* Supplied entries
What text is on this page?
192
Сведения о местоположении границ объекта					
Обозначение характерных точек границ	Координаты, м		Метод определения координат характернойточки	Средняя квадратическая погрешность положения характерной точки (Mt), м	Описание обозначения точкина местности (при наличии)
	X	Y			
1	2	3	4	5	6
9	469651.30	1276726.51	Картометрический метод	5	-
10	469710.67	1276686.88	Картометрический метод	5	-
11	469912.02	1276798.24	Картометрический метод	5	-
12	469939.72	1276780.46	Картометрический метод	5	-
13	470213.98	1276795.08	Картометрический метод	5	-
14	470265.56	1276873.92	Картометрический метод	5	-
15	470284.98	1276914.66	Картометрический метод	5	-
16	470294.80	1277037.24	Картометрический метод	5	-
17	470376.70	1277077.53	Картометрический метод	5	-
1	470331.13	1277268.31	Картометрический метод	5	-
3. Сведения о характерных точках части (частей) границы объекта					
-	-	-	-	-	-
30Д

* * *

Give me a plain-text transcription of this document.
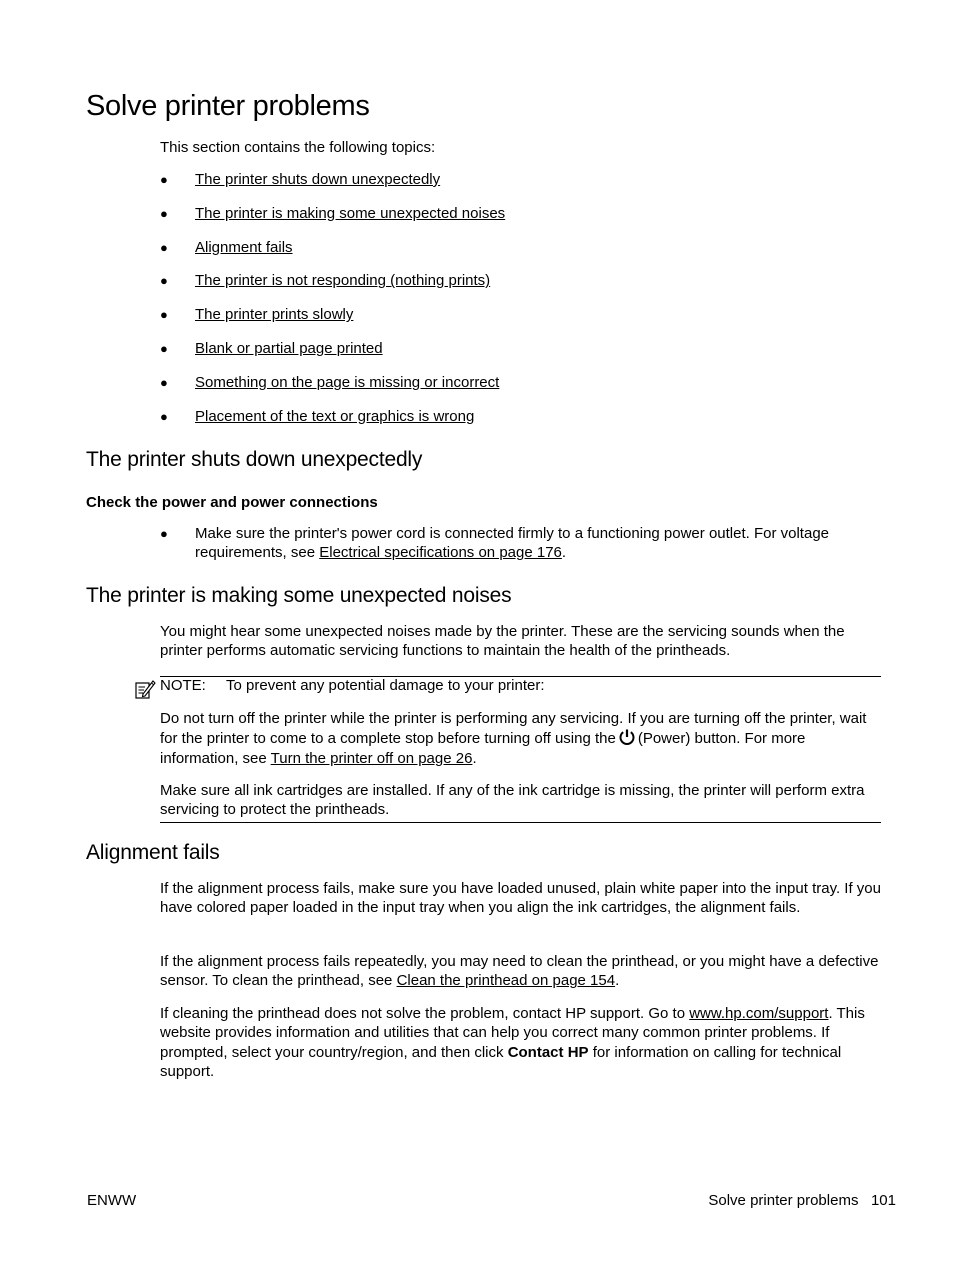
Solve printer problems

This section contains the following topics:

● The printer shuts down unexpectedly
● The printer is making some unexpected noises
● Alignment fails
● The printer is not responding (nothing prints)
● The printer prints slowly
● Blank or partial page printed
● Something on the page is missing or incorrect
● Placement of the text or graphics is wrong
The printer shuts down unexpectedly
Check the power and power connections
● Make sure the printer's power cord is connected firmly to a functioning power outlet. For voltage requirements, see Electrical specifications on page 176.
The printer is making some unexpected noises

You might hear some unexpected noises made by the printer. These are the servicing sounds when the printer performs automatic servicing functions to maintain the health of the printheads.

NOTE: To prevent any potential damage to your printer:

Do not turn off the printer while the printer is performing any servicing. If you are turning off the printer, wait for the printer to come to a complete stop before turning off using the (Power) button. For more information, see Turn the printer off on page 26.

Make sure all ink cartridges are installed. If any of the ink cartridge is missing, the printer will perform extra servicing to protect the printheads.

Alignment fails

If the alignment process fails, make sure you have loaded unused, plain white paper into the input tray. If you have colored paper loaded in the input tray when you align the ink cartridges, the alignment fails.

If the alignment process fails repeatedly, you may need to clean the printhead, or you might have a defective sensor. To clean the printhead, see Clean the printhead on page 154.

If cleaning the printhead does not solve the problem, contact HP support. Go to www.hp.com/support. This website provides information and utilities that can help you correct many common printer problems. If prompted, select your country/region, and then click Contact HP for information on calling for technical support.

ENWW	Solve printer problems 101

--

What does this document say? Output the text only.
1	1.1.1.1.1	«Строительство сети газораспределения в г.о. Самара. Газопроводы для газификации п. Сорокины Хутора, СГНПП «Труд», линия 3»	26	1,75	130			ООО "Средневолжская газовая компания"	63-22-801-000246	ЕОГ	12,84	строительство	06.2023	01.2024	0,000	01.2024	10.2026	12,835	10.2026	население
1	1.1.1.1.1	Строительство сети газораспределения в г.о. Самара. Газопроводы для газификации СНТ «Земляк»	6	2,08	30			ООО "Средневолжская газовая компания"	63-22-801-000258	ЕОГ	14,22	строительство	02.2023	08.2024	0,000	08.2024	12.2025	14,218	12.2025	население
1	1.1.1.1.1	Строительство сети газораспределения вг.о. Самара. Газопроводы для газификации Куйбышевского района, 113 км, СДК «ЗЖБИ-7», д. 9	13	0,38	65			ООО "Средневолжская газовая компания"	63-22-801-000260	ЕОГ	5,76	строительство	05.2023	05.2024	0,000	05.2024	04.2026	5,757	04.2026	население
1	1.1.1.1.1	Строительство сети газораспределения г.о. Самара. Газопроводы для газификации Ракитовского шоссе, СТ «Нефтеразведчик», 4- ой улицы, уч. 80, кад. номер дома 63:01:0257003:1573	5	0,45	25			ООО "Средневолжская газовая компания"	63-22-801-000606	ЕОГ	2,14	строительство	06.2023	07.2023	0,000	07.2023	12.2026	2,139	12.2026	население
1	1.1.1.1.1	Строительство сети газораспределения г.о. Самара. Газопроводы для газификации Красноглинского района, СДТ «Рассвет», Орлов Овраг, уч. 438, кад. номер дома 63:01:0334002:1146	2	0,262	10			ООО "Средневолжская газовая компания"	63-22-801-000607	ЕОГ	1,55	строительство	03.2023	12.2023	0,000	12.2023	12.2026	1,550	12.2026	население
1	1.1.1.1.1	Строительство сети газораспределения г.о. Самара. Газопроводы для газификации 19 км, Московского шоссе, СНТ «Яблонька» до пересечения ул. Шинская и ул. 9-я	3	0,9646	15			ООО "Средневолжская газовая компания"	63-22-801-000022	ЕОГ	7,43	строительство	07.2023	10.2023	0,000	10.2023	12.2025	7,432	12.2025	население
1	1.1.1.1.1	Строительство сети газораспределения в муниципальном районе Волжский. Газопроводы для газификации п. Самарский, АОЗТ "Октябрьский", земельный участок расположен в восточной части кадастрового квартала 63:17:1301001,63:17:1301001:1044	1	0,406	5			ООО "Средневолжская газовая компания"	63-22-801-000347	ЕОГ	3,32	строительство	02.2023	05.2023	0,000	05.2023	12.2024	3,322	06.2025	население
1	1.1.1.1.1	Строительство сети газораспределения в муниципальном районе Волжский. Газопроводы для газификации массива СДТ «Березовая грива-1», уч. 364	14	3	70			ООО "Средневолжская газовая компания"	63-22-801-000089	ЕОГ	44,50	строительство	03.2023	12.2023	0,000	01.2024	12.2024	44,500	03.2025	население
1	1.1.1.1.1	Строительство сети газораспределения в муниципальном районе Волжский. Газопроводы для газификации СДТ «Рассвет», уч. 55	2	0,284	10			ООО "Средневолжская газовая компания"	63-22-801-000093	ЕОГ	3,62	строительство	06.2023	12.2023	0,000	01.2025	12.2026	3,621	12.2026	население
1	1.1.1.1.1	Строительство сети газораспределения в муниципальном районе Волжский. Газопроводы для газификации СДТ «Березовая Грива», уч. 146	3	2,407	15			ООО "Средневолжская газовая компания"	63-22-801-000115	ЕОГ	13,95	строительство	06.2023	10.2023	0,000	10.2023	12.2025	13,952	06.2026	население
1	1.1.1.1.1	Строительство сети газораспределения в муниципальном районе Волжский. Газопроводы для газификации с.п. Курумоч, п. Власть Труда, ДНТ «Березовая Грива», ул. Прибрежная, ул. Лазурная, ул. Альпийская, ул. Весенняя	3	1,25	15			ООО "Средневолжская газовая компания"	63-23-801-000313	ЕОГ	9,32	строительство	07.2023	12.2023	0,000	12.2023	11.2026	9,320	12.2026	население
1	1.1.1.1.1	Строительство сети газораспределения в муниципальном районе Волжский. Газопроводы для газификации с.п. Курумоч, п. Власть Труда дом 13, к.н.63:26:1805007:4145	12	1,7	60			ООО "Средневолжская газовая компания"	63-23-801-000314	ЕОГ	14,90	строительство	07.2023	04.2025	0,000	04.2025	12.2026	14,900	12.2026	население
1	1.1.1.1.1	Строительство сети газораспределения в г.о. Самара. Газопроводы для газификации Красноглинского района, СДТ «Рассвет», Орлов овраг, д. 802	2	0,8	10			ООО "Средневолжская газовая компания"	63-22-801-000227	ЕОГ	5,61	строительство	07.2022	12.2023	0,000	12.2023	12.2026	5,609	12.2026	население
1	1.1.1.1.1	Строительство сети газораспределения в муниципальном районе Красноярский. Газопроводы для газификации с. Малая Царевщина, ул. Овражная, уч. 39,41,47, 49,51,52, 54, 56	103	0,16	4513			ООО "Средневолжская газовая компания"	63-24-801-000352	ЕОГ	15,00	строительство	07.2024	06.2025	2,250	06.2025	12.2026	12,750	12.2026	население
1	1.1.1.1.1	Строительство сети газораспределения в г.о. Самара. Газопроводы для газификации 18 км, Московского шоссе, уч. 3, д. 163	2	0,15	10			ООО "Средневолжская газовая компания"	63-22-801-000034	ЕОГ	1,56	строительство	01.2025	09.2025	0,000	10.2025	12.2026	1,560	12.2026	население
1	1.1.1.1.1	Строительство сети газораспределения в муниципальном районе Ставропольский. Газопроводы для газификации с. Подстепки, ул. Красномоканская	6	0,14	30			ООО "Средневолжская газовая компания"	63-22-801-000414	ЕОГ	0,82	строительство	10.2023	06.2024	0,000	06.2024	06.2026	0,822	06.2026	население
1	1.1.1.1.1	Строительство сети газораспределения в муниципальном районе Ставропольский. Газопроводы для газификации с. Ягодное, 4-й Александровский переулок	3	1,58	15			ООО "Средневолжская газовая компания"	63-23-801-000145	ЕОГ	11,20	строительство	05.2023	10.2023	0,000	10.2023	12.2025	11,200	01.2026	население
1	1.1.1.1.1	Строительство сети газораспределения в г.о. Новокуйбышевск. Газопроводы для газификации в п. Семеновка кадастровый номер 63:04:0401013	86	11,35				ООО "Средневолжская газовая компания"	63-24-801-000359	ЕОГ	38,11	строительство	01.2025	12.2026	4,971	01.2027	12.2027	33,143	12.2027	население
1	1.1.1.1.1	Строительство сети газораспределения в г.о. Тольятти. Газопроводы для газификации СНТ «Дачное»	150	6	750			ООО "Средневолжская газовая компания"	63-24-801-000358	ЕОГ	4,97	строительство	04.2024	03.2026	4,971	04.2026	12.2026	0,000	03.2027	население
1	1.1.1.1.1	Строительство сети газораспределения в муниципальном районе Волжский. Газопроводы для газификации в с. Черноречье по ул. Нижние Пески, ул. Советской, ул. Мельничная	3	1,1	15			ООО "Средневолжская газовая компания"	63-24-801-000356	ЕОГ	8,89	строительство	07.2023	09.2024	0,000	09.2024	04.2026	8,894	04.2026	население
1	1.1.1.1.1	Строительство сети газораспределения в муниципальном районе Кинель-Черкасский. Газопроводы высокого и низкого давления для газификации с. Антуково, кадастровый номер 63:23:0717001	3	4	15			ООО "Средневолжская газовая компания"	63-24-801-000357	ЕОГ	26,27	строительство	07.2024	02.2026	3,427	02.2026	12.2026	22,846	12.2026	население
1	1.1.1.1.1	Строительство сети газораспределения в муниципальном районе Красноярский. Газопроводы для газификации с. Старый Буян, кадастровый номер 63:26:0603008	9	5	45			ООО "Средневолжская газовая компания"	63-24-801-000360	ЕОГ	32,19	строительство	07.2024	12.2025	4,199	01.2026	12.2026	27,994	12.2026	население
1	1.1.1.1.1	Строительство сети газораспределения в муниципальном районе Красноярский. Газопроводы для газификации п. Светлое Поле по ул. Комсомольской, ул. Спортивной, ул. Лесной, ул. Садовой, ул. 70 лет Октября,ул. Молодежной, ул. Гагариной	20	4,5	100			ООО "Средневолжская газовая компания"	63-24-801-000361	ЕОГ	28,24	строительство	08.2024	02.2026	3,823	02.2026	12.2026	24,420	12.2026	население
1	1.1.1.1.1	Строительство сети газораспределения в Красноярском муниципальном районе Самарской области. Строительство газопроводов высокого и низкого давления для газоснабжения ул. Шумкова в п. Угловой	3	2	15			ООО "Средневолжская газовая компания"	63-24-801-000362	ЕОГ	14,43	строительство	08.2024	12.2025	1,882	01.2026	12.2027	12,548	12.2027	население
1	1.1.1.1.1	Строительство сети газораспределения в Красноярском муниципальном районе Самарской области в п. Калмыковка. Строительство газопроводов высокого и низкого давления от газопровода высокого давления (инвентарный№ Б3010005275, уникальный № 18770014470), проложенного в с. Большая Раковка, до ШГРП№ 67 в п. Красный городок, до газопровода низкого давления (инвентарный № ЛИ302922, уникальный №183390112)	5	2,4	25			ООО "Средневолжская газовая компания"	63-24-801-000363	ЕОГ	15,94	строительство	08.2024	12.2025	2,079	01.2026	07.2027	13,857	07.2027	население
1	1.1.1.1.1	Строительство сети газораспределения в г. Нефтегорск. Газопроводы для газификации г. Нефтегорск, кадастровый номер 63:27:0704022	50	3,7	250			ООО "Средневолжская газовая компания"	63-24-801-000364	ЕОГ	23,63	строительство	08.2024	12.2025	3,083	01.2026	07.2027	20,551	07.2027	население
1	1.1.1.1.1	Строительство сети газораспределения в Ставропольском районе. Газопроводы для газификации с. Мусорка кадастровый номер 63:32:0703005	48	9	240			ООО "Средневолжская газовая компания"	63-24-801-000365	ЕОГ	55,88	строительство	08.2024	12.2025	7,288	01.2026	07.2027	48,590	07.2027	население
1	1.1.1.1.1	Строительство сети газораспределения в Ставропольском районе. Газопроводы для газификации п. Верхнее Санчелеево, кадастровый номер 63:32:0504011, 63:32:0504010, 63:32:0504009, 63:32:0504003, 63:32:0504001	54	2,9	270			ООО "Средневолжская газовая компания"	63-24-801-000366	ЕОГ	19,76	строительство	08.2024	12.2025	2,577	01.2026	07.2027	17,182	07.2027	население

* Goal
From the entries above, copy every line where the word "объекта" shows up.

* Final result
Сведения о местоположении границ объекта					
3. Сведения о характерных точках части (частей) границы объекта					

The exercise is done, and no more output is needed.